Problems to work on:
(1) The review of transcorneal electrical stimulation names the eye diseases for which TES has been used. List each one.
(2) According to the transcorneal electrical stimulation review, what is placed on the skin around the eye during TES?
(3) Reproduce everything in the transcorneal electrical stimulation review from "The TES is readily" down to "the reference electrode.".

Exercise passage:
────────
Published online 2016 June 18. doi:  10.18240/ijo.2016.06.21
PMCID: PMC4916152

The transcorneal electrical stimulation as a novel therapeutic strategy against retinal and optic neuropathy: a review of experimental and clinical trials


Transcorneal electrical stimulation (TES) is a novel therapeutic approach to activate the retina and related downstream structures. TES has multiple advantages over traditional treatments, such as being minimally invasive and readily applicable in a routine manner. Series of animal experiments have shown that TES protects the retinal neuron from traumatic or genetic induced degeneration. These laboratory evidences support its utilization in ophthalmological therapies against various retinal and optical diseases including retinitis pigmentosa (RP), traumatic optic neuropathy, anterior ischemic optic neuropathy (AION), and retinal artery occlusions (RAOs). Several pioneering explorations sought to clarify the functional mechanism underlying the neuroprotective effects of TES. It seems that the neuroprotective effects should not be attributed to a solitary pathway, on the contrary, multiple mechanisms might contribute collectively to maintain cellular homeostasis and promote cell survival in the retina. More precise evaluations via functional and morphological techniques would determine the exact mechanism underlying the remarkable neuroprotective effect of TES. Further studies to determine the optimal parameters and the long-term stability of TES are crucial to justify the clinical significance and to establish TES as a popularized therapeutic modality against retinal and optic neuropathy.

Keywords: transcorneal electrical stimulation, therapeutic strategy, retinal disease, optic neuropathy


Electrical stimulation is a promising therapeutic tool against various neurological disorders such as the stroke, tinnitus and hyperalgesia. Several laboratory and clinical studies on electrical stimulation have demonstrated significant beneficial effects with optimum safety and tolerability profiles[1][5]. For the eye, transcorneal electrical stimulation (TES) and transorbital electrical stimulation are both noninvasive approaches to activate the retina and downstream structures and thereby exert therapeutic effects on the subjects. Series of animal experiments have shown that they can protect the retinal neurons such as retinal ganglion cells (RGCs) and photoreceptors from traumatic or genetic induced degeneration, and ameliorates the visual function loss[6][9]. These therapeutic evidences support its utilization in ophthalmological therapies against various retinal and optical diseases: TES has been adopted to induce positive effects on patients with retinitis pigmentosa (RP), traumatic optic neuropathy, anterior ischemic optic neuropathy (AION), and retinal artery occlusions (RAOs) with negligible complications[10][13].

Recently, there is an upsurge of researches concentrate on the candidate mechanism of the TES induced benefits[14][16]. It has been proposed that multiple mechanisms would be responsible for the remarkable effects. Moreover, the exact pathway of the TES induced neuroprotective effects seem to vary among different pathology types. These investigations delineate the precise mechanism underlying the pathophysiological process that would be instrumental to repeat the experimentally attained effects, and enhance clinical efficacy. In the present paper, the implementing measures of TES, beneficial effects on various disease categories, together with related mechanism and cellular principles, are systematically reviewed.


The TES is readily available and relatively practicable: a bipolar contact lens electrode or a microfiber DTL electrode is placed on the cornea of the subjects after superficially anesthesia, and then the electric current pulses that generated by an electronic pulse generator are delivered through a stimulus isolation unit; another inactive electrode is placed on the skin around the eye to act as the reference electrode.
────────
Data extracts:
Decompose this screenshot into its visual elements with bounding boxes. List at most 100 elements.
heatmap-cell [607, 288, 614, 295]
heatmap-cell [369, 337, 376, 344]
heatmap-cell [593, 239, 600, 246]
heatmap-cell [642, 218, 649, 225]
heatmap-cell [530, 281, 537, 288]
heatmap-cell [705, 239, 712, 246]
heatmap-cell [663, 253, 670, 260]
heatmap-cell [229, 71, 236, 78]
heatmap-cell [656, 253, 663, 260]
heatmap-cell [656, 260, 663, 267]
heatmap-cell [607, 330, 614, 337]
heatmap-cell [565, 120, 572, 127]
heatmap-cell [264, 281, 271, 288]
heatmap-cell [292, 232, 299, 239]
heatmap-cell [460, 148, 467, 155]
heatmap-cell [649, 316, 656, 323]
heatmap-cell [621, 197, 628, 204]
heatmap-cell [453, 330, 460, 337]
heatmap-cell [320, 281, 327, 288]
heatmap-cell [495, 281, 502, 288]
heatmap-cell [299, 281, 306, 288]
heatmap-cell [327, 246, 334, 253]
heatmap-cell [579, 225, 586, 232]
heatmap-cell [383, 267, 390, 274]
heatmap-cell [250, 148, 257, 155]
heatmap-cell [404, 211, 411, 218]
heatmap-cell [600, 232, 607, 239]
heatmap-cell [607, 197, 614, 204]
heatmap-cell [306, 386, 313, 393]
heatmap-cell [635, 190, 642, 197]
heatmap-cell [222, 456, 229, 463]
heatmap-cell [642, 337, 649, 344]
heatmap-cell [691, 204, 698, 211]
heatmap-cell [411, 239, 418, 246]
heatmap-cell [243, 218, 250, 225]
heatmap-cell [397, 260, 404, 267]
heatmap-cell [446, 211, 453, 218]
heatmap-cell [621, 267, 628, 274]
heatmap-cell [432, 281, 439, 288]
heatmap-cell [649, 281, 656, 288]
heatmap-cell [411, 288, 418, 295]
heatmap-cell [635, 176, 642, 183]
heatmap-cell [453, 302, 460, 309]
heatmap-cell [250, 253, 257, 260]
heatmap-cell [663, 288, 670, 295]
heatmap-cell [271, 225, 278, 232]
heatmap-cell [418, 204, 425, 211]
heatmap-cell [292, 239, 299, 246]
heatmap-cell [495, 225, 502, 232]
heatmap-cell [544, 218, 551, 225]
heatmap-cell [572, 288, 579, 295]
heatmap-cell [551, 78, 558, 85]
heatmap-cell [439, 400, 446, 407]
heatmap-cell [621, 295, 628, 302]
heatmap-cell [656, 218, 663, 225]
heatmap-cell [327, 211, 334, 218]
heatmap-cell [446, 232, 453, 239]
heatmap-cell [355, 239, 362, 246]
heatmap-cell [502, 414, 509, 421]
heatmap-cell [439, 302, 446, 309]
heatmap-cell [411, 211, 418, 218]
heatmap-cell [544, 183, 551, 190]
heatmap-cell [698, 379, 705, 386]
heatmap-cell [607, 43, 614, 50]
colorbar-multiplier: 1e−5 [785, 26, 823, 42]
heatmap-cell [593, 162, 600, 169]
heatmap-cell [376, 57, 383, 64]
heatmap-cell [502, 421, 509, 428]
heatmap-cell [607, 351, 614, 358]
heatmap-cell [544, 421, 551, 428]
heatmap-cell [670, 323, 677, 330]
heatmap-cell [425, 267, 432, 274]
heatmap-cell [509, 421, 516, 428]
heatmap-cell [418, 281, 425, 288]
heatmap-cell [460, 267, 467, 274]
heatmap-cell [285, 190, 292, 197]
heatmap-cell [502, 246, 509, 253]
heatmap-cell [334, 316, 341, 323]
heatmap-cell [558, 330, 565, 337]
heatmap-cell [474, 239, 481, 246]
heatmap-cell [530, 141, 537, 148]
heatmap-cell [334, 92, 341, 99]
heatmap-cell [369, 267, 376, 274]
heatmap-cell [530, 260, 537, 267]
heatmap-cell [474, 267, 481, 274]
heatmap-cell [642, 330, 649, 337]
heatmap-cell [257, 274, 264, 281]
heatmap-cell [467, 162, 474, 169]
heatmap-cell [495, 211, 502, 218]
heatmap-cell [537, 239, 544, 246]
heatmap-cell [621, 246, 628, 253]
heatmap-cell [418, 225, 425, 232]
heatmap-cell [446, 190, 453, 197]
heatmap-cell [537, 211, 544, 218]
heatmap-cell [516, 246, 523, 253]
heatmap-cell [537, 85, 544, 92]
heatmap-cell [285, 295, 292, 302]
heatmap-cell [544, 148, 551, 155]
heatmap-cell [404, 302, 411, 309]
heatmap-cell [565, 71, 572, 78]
────────
Solved problems:
(1)
- Retinitis pigmentosa (RP)
- Traumatic optic neuropathy
- Anterior ischemic optic neuropathy (AION)
- Retinal artery occlusions (RAOs)

(2) Another inactive electrode, which acts as the reference electrode.

(3)
The TES is readily available and relatively practicable: a bipolar contact lens electrode or a microfiber DTL electrode is placed on the cornea of the subjects after superficially anesthesia, and then the electric current pulses that generated by an electronic pulse generator are delivered through a stimulus isolation unit; another inactive electrode is placed on the skin around the eye to act as the reference electrode.